Saved entries:

__________

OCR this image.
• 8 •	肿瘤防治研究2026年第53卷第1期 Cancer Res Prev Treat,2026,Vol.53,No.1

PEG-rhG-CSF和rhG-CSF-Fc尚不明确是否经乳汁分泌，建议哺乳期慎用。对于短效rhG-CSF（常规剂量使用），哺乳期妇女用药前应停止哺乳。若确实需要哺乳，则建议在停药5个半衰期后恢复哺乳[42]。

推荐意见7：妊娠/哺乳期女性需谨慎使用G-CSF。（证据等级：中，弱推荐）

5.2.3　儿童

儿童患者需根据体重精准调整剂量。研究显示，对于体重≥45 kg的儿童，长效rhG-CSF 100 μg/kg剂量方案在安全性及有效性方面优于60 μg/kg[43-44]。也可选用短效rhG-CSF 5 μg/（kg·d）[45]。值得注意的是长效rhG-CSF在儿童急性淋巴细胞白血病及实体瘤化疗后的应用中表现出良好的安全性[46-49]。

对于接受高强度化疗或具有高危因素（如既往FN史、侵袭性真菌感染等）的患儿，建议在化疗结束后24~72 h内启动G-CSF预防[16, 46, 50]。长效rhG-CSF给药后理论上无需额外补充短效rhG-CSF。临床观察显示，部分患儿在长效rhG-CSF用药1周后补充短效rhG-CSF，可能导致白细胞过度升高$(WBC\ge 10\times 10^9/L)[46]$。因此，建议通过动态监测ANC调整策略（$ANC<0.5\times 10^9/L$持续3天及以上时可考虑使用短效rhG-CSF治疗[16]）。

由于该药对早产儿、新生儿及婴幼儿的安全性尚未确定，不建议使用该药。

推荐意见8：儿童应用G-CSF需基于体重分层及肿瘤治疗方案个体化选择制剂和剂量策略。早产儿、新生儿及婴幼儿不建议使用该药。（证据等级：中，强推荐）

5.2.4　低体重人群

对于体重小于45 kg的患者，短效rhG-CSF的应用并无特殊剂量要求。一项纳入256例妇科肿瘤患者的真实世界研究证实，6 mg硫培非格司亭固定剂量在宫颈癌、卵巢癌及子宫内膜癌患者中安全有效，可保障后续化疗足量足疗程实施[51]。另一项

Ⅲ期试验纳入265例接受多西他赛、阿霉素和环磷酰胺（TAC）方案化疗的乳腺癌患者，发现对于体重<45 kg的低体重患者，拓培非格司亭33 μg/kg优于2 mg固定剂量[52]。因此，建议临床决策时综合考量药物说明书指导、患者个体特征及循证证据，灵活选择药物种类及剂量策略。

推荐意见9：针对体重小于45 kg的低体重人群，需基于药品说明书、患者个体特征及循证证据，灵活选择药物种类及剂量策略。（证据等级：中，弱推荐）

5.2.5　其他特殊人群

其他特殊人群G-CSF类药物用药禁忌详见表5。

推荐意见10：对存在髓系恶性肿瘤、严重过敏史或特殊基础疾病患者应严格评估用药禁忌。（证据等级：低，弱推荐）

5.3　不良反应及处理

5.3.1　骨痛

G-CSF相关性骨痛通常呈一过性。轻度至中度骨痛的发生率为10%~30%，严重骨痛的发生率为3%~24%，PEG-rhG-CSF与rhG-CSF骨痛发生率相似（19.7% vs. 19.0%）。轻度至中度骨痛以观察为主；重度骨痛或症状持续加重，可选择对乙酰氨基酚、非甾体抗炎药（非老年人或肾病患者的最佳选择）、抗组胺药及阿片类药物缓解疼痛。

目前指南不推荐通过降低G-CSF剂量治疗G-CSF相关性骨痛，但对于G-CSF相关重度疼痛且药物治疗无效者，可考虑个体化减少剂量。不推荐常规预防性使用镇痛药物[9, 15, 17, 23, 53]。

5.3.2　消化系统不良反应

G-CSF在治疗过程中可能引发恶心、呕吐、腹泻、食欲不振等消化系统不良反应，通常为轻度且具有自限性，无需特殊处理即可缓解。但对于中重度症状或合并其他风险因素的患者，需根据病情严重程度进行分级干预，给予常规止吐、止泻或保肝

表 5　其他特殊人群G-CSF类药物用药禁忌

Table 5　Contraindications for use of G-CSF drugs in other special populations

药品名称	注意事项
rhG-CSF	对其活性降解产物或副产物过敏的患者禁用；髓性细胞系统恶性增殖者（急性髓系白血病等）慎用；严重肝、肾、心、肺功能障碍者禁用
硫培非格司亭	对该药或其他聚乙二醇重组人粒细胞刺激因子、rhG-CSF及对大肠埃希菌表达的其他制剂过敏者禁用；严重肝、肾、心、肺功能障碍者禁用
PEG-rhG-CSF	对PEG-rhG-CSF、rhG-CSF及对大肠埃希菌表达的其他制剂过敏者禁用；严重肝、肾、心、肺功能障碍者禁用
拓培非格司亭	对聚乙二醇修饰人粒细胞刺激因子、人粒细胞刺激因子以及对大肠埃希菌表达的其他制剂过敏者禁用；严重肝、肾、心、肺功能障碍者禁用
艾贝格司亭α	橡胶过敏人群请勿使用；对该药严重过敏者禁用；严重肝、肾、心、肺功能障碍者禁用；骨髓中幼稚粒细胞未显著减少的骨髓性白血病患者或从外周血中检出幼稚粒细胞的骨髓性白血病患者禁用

__________

Given task. Find every line containing the word "肺功能障碍者禁用", then give the total and nothing more.

Full response. 5